Lines of data
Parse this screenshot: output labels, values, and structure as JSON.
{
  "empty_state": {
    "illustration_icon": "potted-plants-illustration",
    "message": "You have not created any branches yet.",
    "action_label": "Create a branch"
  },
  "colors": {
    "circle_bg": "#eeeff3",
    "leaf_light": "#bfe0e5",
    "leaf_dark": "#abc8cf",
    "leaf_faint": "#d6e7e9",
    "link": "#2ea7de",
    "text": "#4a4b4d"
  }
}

* [Objective] Transcribe every entry exactly.

* [Finished exercise]
Parse this screenshot: output labels, values, and structure as JSON.
{
  "empty_state": {
    "illustration_icon": "potted-plants-illustration",
    "message": "You have not created any branches yet.",
    "action_label": "Create a branch"
  },
  "colors": {
    "circle_bg": "#eeeff3",
    "leaf_light": "#bfe0e5",
    "leaf_dark": "#abc8cf",
    "leaf_faint": "#d6e7e9",
    "link": "#2ea7de",
    "text": "#4a4b4d"
  }
}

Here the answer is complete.